Given exercise
Entries follow. Set all of them down as they stand.

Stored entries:
──────
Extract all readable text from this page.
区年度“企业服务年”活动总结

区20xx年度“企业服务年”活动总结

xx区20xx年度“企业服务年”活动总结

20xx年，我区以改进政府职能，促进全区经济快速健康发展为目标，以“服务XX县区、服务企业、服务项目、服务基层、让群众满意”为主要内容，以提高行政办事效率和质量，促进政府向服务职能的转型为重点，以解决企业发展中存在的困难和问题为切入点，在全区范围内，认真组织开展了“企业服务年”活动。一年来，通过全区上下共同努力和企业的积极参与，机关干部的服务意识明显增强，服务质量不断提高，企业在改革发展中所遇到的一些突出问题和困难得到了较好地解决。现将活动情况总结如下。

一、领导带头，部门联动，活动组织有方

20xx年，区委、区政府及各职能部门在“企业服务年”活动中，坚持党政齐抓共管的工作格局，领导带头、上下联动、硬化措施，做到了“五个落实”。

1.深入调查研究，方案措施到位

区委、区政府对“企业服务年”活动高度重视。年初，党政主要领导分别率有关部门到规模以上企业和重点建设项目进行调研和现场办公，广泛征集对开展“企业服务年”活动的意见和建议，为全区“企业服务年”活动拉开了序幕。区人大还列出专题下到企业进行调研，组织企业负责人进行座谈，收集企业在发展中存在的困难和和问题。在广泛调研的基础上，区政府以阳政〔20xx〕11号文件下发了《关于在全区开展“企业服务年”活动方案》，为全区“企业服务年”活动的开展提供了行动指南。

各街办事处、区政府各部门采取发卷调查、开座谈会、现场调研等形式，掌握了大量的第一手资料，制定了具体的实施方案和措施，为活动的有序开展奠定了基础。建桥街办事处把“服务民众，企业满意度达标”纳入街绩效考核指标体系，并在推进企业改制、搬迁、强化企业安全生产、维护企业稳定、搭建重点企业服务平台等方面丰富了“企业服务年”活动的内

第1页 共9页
──────
Reply
Extract all readable text from this page.
区年度“企业服务年”活动总结

区20xx年度“企业服务年”活动总结

xx区20xx年度“企业服务年”活动总结

20xx年，我区以改进政府职能，促进全区经济快速健康发展为目标，以“服务XX县区、服务企业、服务项目、服务基层、让群众满意”为主要内容，以提高行政办事效率和质量，促进政府向服务职能的转型为重点，以解决企业发展中存在的困难和问题为切入点，在全区范围内，认真组织开展了“企业服务年”活动。一年来，通过全区上下共同努力和企业的积极参与，机关干部的服务意识明显增强，服务质量不断提高，企业在改革发展中所遇到的一些突出问题和困难得到了较好地解决。现将活动情况总结如下。

一、领导带头，部门联动，活动组织有方

20xx年，区委、区政府及各职能部门在“企业服务年”活动中，坚持党政齐抓共管的工作格局，领导带头、上下联动、硬化措施，做到了“五个落实”。

1.深入调查研究，方案措施到位

区委、区政府对“企业服务年”活动高度重视。年初，党政主要领导分别率有关部门到规模以上企业和重点建设项目进行调研和现场办公，广泛征集对开展“企业服务年”活动的意见和建议，为全区“企业服务年”活动拉开了序幕。区人大还列出专题下到企业进行调研，组织企业负责人进行座谈，收集企业在发展中存在的困难和和问题。在广泛调研的基础上，区政府以阳政〔20xx〕11号文件下发了《关于在全区开展“企业服务年”活动方案》，为全区“企业服务年”活动的开展提供了行动指南。

各街办事处、区政府各部门采取发卷调查、开座谈会、现场调研等形式，掌握了大量的第一手资料，制定了具体的实施方案和措施，为活动的有序开展奠定了基础。建桥街办事处把“服务民众，企业满意度达标”纳入街绩效考核指标体系，并在推进企业改制、搬迁、强化企业安全生产、维护企业稳定、搭建重点企业服务平台等方面丰富了“企业服务年”活动的内

第1页 共9页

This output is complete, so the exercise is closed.